■ Exercise requirements ■
Find how many lines in the data below include the word "this", then write only that number.

■ Records shown ■
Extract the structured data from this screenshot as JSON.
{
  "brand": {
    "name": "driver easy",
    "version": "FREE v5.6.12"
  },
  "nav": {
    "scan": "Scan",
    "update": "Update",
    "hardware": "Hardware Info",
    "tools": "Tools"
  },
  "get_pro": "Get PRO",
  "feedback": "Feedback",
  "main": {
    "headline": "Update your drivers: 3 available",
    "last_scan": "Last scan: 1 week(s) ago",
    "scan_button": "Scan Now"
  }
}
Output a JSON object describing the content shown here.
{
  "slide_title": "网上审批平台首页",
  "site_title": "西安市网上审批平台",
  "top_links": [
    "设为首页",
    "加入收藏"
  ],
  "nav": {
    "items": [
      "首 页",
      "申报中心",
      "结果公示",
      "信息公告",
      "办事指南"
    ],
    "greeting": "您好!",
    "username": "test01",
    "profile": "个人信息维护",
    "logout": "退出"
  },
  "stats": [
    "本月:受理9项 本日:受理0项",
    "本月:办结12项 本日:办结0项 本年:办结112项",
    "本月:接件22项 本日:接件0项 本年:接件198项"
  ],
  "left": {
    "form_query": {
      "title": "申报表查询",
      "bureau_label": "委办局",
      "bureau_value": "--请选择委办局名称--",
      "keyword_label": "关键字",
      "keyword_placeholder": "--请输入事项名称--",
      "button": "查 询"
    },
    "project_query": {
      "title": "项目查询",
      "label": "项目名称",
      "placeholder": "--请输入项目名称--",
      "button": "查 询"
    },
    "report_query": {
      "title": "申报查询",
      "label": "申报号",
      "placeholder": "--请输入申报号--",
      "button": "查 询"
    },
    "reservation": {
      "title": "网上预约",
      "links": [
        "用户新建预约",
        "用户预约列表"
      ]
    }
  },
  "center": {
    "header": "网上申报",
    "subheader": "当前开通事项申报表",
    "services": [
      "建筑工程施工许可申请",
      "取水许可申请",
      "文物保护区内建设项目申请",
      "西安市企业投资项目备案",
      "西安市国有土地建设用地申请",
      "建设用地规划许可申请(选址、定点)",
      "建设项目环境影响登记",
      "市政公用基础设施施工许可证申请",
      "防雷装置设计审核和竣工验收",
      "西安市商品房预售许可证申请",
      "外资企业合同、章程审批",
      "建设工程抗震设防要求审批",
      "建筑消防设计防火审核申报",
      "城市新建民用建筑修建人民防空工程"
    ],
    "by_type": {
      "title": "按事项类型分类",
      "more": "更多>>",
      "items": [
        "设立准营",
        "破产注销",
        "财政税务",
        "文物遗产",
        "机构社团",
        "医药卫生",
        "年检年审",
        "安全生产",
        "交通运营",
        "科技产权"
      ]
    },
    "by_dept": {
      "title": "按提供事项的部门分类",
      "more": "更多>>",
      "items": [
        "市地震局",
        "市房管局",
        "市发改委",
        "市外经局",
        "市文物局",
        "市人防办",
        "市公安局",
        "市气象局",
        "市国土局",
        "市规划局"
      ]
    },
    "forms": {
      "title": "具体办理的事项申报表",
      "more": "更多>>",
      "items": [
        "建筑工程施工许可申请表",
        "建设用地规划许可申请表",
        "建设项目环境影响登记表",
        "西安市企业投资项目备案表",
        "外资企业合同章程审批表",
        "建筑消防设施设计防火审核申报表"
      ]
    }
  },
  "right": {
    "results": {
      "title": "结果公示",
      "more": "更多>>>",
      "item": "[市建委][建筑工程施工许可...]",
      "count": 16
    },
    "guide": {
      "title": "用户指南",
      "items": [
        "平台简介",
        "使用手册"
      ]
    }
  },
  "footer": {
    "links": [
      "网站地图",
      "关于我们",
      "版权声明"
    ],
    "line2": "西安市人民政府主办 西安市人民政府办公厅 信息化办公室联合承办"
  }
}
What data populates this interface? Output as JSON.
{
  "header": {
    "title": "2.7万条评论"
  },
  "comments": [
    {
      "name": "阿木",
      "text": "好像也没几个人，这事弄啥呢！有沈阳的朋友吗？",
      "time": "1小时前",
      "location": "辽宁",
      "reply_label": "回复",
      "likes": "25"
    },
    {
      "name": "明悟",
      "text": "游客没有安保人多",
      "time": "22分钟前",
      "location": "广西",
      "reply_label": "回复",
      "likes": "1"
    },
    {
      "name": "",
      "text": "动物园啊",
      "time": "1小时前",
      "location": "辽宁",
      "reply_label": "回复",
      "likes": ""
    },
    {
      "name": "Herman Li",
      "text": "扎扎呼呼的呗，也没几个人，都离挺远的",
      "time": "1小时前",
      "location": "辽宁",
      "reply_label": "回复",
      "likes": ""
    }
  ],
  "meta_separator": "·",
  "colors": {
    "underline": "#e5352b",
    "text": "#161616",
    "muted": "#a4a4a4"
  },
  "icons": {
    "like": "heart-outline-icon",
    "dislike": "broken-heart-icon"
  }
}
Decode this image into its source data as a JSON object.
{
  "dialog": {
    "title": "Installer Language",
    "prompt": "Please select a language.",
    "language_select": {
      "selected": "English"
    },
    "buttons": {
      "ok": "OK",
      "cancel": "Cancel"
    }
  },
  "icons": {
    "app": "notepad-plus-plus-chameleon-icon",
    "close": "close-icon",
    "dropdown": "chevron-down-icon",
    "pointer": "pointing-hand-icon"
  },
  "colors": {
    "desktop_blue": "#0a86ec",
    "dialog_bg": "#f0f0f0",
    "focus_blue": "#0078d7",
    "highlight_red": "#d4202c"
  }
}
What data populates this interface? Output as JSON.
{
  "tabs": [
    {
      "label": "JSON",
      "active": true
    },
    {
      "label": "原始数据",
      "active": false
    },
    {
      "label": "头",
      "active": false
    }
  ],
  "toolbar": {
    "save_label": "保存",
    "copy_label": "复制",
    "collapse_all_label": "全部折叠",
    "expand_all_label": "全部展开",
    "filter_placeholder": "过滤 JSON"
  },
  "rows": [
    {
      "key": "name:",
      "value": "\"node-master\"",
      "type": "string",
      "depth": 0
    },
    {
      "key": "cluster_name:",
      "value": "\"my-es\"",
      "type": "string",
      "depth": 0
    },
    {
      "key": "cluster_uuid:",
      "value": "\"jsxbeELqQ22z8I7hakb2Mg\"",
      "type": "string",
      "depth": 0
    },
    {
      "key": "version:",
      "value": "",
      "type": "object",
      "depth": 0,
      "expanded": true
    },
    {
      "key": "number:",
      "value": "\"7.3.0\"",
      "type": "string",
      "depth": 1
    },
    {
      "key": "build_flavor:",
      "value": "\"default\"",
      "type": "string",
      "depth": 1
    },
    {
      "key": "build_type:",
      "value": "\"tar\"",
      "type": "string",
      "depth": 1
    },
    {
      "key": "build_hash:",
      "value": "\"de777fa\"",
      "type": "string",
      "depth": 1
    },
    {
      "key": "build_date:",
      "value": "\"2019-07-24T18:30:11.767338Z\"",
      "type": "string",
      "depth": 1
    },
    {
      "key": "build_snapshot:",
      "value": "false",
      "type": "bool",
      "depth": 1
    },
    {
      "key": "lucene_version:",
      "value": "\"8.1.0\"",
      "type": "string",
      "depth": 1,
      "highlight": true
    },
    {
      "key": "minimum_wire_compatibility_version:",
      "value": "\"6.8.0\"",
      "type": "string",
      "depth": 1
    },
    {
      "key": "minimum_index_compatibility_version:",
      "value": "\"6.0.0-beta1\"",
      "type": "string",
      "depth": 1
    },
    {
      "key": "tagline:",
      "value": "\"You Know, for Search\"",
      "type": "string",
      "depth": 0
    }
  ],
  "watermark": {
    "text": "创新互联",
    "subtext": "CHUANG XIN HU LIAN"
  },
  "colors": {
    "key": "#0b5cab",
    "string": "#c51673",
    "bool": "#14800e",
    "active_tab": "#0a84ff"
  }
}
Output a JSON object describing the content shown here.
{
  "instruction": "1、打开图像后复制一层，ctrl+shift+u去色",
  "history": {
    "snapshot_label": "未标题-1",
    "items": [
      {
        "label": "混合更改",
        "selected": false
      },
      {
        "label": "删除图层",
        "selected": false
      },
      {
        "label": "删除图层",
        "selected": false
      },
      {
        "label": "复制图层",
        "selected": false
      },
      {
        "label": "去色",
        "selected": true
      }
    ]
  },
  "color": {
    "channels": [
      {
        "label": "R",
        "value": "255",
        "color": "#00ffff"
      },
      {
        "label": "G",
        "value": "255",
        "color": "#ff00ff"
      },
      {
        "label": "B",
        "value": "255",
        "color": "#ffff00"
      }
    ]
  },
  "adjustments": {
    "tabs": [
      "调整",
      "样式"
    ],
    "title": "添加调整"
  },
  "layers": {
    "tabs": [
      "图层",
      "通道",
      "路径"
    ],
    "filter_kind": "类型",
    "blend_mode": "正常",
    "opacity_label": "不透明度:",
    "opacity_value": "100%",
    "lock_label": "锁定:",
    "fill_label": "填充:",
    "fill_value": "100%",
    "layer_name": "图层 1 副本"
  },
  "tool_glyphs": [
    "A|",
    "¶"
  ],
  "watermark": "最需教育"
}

■ Exercise result ■
4